**Given instruction**
In the following material, identify every line holding the string "this" and return it.

**Task material**
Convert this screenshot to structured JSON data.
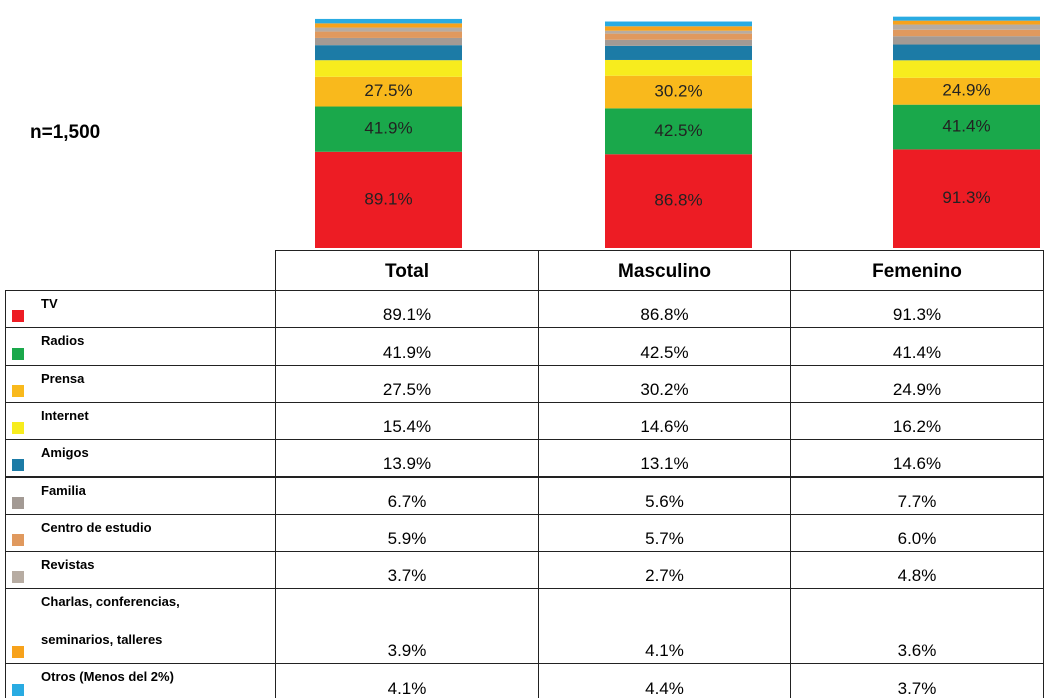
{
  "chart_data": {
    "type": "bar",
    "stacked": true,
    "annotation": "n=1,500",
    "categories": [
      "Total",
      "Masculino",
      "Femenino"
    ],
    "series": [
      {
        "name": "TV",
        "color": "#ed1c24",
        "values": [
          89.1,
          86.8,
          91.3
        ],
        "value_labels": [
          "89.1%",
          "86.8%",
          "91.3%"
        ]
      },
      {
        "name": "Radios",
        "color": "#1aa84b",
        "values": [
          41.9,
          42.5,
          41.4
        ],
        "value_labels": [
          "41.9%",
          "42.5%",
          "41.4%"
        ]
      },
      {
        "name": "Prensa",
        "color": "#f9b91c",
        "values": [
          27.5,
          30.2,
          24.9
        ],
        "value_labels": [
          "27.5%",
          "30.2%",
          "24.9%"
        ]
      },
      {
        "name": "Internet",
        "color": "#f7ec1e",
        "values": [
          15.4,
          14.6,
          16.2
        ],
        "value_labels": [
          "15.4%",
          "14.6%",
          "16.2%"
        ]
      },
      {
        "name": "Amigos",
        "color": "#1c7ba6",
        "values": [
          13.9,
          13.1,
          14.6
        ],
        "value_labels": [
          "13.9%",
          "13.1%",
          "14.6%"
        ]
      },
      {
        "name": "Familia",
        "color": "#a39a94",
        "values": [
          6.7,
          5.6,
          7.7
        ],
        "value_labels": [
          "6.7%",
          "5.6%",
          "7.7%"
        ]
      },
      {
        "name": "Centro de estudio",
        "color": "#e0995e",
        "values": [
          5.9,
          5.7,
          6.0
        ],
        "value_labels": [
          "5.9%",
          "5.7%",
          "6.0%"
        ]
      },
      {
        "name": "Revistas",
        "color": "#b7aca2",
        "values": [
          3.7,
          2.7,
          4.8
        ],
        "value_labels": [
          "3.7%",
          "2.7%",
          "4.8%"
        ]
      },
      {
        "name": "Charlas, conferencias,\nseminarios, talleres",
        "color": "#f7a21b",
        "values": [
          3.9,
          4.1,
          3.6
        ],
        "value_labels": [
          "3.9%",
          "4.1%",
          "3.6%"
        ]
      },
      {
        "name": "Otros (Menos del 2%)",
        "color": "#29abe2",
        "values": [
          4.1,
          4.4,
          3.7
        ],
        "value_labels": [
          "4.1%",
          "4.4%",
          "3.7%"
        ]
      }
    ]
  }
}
==
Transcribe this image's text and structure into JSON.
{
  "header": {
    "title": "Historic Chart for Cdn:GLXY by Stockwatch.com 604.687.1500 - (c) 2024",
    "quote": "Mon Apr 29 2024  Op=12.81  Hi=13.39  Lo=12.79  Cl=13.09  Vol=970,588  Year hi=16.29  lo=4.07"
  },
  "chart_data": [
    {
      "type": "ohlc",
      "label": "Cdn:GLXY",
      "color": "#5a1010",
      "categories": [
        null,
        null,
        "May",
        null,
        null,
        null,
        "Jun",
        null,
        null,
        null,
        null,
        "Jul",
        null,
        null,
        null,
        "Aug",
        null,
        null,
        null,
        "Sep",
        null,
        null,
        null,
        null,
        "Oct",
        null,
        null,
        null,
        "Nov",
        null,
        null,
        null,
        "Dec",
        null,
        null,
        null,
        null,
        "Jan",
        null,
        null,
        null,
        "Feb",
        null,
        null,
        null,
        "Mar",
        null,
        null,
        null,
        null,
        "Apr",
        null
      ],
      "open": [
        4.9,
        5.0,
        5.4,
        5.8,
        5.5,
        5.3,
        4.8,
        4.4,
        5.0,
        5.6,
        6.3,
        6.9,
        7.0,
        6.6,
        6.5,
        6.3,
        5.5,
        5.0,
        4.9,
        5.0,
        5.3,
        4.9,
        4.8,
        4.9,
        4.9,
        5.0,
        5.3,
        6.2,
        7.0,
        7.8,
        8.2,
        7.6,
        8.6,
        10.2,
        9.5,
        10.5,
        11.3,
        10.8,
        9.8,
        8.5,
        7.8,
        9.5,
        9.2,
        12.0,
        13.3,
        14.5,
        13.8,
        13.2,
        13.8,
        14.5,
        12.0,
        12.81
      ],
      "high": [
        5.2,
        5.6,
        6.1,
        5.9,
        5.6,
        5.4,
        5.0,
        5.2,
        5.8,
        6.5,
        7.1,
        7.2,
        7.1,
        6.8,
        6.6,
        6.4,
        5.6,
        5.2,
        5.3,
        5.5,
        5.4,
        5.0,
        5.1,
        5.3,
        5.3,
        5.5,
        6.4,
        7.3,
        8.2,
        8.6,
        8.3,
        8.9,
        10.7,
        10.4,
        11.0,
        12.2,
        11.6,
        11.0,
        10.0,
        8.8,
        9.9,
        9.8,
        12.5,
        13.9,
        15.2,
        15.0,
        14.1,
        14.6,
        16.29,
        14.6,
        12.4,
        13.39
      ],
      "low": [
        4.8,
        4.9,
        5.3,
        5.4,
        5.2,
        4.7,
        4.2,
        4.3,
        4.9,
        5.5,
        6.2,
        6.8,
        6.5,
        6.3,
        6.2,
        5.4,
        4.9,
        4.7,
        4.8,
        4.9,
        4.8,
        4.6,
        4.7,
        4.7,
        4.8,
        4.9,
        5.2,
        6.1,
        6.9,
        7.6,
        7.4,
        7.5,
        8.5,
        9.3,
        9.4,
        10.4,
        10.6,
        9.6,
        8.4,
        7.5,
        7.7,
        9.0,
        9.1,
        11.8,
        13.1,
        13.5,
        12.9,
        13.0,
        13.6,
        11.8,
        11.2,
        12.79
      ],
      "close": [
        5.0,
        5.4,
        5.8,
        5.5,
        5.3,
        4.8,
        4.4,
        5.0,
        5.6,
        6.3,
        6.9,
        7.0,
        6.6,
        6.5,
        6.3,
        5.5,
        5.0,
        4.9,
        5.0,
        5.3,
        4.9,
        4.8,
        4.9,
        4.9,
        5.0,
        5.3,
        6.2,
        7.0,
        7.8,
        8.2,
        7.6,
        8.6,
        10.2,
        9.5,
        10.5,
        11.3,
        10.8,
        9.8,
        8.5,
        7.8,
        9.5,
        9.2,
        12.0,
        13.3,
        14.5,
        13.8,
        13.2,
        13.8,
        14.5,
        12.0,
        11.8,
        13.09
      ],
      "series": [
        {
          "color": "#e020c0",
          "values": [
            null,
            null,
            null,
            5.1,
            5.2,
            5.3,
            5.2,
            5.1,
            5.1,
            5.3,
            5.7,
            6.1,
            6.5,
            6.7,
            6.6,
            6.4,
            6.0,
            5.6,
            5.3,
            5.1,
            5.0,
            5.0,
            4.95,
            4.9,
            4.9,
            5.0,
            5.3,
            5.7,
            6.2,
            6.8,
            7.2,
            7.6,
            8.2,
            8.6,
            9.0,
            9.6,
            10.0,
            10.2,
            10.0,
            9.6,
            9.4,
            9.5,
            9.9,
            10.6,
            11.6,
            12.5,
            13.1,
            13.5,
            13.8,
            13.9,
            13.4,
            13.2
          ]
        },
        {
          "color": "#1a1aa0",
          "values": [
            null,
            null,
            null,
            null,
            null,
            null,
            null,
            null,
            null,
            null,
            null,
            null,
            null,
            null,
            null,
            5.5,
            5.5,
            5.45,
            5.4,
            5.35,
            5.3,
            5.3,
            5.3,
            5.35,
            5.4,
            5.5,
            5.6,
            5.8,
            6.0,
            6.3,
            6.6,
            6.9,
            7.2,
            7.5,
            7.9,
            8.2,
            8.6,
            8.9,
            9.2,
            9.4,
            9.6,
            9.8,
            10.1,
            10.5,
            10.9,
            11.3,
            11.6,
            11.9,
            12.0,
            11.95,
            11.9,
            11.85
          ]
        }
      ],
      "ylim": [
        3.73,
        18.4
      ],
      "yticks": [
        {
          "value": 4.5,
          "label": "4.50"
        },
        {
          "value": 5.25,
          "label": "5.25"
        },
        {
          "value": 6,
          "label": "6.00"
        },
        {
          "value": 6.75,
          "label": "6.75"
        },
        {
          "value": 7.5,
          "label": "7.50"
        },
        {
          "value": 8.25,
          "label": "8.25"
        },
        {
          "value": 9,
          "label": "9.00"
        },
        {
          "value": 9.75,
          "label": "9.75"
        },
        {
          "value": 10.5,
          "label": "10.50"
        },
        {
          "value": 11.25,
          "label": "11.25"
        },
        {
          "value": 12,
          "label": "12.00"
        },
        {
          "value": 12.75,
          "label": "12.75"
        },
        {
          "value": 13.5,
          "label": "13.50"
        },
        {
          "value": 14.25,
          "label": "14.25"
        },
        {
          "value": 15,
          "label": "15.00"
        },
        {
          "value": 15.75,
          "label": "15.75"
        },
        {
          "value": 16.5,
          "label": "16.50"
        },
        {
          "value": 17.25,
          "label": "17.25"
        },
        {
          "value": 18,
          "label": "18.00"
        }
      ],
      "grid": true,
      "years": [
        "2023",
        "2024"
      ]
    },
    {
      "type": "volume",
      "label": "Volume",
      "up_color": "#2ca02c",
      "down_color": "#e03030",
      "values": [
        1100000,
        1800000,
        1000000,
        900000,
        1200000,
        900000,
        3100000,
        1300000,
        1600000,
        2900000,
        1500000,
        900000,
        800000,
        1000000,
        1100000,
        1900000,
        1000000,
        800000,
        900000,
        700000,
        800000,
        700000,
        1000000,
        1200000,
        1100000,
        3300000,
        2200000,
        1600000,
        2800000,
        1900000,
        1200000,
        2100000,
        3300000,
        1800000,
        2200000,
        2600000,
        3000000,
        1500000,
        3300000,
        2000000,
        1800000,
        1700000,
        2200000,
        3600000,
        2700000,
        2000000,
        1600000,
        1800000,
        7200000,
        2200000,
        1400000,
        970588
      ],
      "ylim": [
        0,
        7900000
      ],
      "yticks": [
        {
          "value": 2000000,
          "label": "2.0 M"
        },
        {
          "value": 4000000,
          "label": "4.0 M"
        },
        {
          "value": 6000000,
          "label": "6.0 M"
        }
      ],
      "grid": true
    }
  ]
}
---
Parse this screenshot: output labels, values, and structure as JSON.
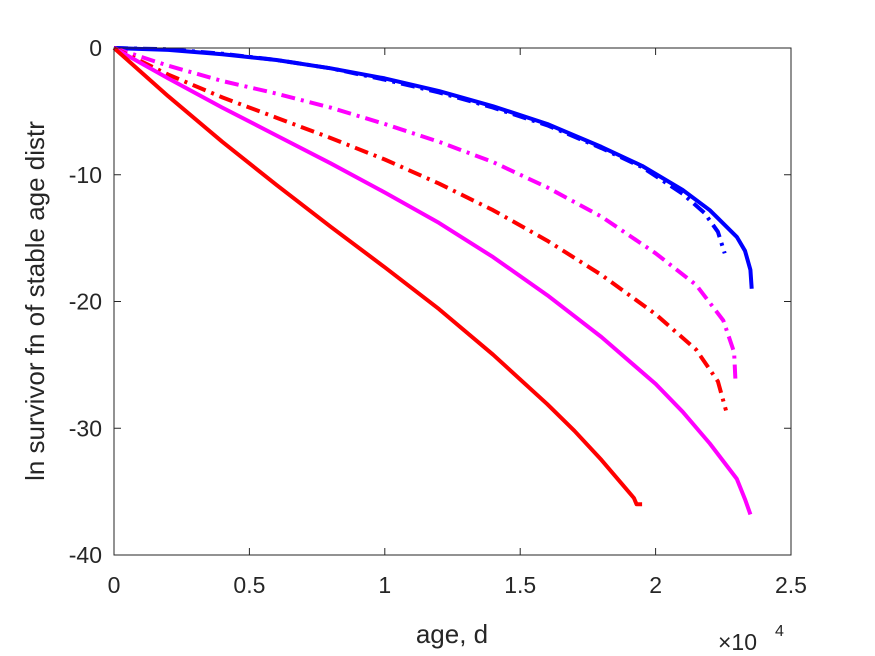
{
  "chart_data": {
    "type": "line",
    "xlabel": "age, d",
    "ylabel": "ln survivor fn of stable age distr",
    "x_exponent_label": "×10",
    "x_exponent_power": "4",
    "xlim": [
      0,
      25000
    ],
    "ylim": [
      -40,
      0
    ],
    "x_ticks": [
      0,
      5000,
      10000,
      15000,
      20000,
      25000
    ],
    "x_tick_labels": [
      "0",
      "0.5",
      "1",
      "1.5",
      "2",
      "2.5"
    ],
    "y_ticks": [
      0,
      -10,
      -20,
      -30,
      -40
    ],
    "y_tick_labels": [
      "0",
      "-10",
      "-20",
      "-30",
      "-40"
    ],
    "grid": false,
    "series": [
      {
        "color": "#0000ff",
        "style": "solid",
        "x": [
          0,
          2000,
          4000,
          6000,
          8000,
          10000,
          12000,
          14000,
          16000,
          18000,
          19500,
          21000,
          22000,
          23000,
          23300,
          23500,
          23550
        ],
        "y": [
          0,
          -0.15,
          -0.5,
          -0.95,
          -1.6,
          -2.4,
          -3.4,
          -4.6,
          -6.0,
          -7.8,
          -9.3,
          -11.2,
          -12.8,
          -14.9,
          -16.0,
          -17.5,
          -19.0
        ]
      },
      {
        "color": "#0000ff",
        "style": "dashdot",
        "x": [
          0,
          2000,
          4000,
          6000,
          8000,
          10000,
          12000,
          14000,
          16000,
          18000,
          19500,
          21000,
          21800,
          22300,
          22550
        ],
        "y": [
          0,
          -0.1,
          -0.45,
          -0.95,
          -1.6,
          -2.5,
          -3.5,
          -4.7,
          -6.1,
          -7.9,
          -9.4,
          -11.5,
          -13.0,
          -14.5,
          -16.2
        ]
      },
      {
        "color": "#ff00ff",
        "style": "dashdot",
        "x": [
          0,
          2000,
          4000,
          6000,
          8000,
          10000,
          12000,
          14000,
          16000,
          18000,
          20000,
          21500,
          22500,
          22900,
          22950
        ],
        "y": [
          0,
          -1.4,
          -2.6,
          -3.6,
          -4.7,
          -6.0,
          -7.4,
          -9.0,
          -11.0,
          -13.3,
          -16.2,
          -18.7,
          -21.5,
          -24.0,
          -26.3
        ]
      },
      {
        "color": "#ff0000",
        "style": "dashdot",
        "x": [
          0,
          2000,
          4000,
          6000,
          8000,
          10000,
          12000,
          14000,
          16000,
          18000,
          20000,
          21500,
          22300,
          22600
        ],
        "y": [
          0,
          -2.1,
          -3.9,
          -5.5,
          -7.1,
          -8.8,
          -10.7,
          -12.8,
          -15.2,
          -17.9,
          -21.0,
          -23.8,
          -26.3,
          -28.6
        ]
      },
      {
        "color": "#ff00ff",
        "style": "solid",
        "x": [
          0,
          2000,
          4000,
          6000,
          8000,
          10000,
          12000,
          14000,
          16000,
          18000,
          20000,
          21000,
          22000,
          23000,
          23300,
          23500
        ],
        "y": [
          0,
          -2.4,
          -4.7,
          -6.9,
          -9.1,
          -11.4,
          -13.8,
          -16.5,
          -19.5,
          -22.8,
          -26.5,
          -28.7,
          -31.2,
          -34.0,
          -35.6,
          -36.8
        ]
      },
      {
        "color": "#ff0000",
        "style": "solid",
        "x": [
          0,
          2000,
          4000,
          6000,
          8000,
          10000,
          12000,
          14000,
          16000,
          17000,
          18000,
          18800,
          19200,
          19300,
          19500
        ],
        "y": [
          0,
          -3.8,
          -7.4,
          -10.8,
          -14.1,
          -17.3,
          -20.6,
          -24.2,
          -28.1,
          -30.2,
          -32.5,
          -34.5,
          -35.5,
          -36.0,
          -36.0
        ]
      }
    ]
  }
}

**Result below**
Convert this screenshot to structured JSON data.
Transcribe this image's text and structure into JSON.
Parse this screenshot: output labels, values, and structure as JSON.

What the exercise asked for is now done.